STATED TASK
Quote every line as given.

(Stored data entries)
* * *

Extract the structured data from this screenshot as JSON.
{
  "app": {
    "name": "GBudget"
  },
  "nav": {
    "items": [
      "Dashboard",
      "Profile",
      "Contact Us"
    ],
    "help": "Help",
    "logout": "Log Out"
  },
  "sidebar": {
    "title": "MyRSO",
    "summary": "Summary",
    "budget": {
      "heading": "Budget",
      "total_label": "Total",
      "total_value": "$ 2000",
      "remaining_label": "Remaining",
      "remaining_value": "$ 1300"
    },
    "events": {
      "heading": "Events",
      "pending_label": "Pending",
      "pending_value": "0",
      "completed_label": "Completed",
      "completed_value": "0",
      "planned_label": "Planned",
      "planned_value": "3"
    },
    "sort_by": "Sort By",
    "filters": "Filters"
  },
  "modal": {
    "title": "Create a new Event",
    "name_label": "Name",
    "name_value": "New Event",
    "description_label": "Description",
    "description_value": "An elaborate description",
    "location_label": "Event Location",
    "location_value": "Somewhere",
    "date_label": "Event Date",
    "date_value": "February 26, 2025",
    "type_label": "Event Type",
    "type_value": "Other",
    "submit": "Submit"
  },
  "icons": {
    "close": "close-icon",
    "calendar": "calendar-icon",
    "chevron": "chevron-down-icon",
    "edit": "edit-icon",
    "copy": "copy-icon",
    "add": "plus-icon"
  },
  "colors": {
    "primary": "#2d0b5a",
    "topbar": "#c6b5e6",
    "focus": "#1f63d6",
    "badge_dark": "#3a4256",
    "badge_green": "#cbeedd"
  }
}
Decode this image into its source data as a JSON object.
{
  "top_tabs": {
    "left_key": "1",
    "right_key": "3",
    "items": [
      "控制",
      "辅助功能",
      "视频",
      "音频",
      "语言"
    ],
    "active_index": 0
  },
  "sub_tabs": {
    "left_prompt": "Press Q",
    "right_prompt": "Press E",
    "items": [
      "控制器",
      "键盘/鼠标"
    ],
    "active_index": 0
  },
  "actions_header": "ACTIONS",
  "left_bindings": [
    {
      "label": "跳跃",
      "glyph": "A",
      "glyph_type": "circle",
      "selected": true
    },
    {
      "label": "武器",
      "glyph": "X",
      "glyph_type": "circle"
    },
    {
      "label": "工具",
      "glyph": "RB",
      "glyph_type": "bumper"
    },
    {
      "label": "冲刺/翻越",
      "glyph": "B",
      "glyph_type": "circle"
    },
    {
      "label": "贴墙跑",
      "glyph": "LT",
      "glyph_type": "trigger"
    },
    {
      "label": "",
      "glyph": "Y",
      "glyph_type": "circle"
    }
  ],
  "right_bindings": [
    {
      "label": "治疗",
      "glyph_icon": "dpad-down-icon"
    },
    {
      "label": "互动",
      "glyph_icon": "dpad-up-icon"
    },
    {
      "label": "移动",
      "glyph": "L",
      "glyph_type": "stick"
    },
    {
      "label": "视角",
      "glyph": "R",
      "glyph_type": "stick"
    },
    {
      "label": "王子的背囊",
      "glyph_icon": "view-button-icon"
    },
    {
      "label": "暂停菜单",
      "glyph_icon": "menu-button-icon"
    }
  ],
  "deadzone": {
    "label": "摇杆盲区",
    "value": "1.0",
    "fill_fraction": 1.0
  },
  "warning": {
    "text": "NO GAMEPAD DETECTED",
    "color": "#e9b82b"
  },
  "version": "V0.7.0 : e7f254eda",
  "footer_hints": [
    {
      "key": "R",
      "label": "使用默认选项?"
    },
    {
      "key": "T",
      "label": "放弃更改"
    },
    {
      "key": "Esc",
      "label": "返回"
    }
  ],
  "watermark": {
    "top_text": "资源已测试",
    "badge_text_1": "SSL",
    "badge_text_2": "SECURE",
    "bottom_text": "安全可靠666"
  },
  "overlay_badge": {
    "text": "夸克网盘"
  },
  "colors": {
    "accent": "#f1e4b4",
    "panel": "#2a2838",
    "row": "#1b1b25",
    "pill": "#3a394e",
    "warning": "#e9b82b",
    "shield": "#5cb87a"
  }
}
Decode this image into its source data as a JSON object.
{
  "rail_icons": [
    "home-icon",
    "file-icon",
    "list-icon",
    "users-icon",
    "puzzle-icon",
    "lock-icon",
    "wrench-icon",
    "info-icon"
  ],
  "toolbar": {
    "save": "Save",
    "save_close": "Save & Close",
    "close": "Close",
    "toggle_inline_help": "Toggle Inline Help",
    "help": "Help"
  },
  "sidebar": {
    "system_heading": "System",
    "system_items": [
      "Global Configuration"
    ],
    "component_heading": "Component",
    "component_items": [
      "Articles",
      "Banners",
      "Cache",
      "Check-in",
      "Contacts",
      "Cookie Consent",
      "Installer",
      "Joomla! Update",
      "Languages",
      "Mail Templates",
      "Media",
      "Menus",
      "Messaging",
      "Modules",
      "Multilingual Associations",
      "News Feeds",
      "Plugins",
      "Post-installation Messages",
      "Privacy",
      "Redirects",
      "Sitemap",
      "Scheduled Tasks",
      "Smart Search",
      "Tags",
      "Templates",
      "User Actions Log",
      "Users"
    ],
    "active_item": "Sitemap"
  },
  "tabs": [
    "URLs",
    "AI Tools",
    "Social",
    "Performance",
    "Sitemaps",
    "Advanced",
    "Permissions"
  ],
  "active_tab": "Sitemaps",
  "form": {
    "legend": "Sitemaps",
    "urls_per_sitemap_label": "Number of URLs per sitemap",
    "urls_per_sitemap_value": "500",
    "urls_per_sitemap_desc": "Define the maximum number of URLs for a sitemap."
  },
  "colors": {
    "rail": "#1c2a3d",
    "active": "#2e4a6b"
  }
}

* * *

COMPLETE ANSWER
Extract the structured data from this screenshot as JSON.
{
  "app": {
    "name": "GBudget"
  },
  "nav": {
    "items": [
      "Dashboard",
      "Profile",
      "Contact Us"
    ],
    "help": "Help",
    "logout": "Log Out"
  },
  "sidebar": {
    "title": "MyRSO",
    "summary": "Summary",
    "budget": {
      "heading": "Budget",
      "total_label": "Total",
      "total_value": "$ 2000",
      "remaining_label": "Remaining",
      "remaining_value": "$ 1300"
    },
    "events": {
      "heading": "Events",
      "pending_label": "Pending",
      "pending_value": "0",
      "completed_label": "Completed",
      "completed_value": "0",
      "planned_label": "Planned",
      "planned_value": "3"
    },
    "sort_by": "Sort By",
    "filters": "Filters"
  },
  "modal": {
    "title": "Create a new Event",
    "name_label": "Name",
    "name_value": "New Event",
    "description_label": "Description",
    "description_value": "An elaborate description",
    "location_label": "Event Location",
    "location_value": "Somewhere",
    "date_label": "Event Date",
    "date_value": "February 26, 2025",
    "type_label": "Event Type",
    "type_value": "Other",
    "submit": "Submit"
  },
  "icons": {
    "close": "close-icon",
    "calendar": "calendar-icon",
    "chevron": "chevron-down-icon",
    "edit": "edit-icon",
    "copy": "copy-icon",
    "add": "plus-icon"
  },
  "colors": {
    "primary": "#2d0b5a",
    "topbar": "#c6b5e6",
    "focus": "#1f63d6",
    "badge_dark": "#3a4256",
    "badge_green": "#cbeedd"
  }
}
Decode this image into its source data as a JSON object.
{
  "top_tabs": {
    "left_key": "1",
    "right_key": "3",
    "items": [
      "控制",
      "辅助功能",
      "视频",
      "音频",
      "语言"
    ],
    "active_index": 0
  },
  "sub_tabs": {
    "left_prompt": "Press Q",
    "right_prompt": "Press E",
    "items": [
      "控制器",
      "键盘/鼠标"
    ],
    "active_index": 0
  },
  "actions_header": "ACTIONS",
  "left_bindings": [
    {
      "label": "跳跃",
      "glyph": "A",
      "glyph_type": "circle",
      "selected": true
    },
    {
      "label": "武器",
      "glyph": "X",
      "glyph_type": "circle"
    },
    {
      "label": "工具",
      "glyph": "RB",
      "glyph_type": "bumper"
    },
    {
      "label": "冲刺/翻越",
      "glyph": "B",
      "glyph_type": "circle"
    },
    {
      "label": "贴墙跑",
      "glyph": "LT",
      "glyph_type": "trigger"
    },
    {
      "label": "",
      "glyph": "Y",
      "glyph_type": "circle"
    }
  ],
  "right_bindings": [
    {
      "label": "治疗",
      "glyph_icon": "dpad-down-icon"
    },
    {
      "label": "互动",
      "glyph_icon": "dpad-up-icon"
    },
    {
      "label": "移动",
      "glyph": "L",
      "glyph_type": "stick"
    },
    {
      "label": "视角",
      "glyph": "R",
      "glyph_type": "stick"
    },
    {
      "label": "王子的背囊",
      "glyph_icon": "view-button-icon"
    },
    {
      "label": "暂停菜单",
      "glyph_icon": "menu-button-icon"
    }
  ],
  "deadzone": {
    "label": "摇杆盲区",
    "value": "1.0",
    "fill_fraction": 1.0
  },
  "warning": {
    "text": "NO GAMEPAD DETECTED",
    "color": "#e9b82b"
  },
  "version": "V0.7.0 : e7f254eda",
  "footer_hints": [
    {
      "key": "R",
      "label": "使用默认选项?"
    },
    {
      "key": "T",
      "label": "放弃更改"
    },
    {
      "key": "Esc",
      "label": "返回"
    }
  ],
  "watermark": {
    "top_text": "资源已测试",
    "badge_text_1": "SSL",
    "badge_text_2": "SECURE",
    "bottom_text": "安全可靠666"
  },
  "overlay_badge": {
    "text": "夸克网盘"
  },
  "colors": {
    "accent": "#f1e4b4",
    "panel": "#2a2838",
    "row": "#1b1b25",
    "pill": "#3a394e",
    "warning": "#e9b82b",
    "shield": "#5cb87a"
  }
}
Decode this image into its source data as a JSON object.
{
  "rail_icons": [
    "home-icon",
    "file-icon",
    "list-icon",
    "users-icon",
    "puzzle-icon",
    "lock-icon",
    "wrench-icon",
    "info-icon"
  ],
  "toolbar": {
    "save": "Save",
    "save_close": "Save & Close",
    "close": "Close",
    "toggle_inline_help": "Toggle Inline Help",
    "help": "Help"
  },
  "sidebar": {
    "system_heading": "System",
    "system_items": [
      "Global Configuration"
    ],
    "component_heading": "Component",
    "component_items": [
      "Articles",
      "Banners",
      "Cache",
      "Check-in",
      "Contacts",
      "Cookie Consent",
      "Installer",
      "Joomla! Update",
      "Languages",
      "Mail Templates",
      "Media",
      "Menus",
      "Messaging",
      "Modules",
      "Multilingual Associations",
      "News Feeds",
      "Plugins",
      "Post-installation Messages",
      "Privacy",
      "Redirects",
      "Sitemap",
      "Scheduled Tasks",
      "Smart Search",
      "Tags",
      "Templates",
      "User Actions Log",
      "Users"
    ],
    "active_item": "Sitemap"
  },
  "tabs": [
    "URLs",
    "AI Tools",
    "Social",
    "Performance",
    "Sitemaps",
    "Advanced",
    "Permissions"
  ],
  "active_tab": "Sitemaps",
  "form": {
    "legend": "Sitemaps",
    "urls_per_sitemap_label": "Number of URLs per sitemap",
    "urls_per_sitemap_value": "500",
    "urls_per_sitemap_desc": "Define the maximum number of URLs for a sitemap."
  },
  "colors": {
    "rail": "#1c2a3d",
    "active": "#2e4a6b"
  }
}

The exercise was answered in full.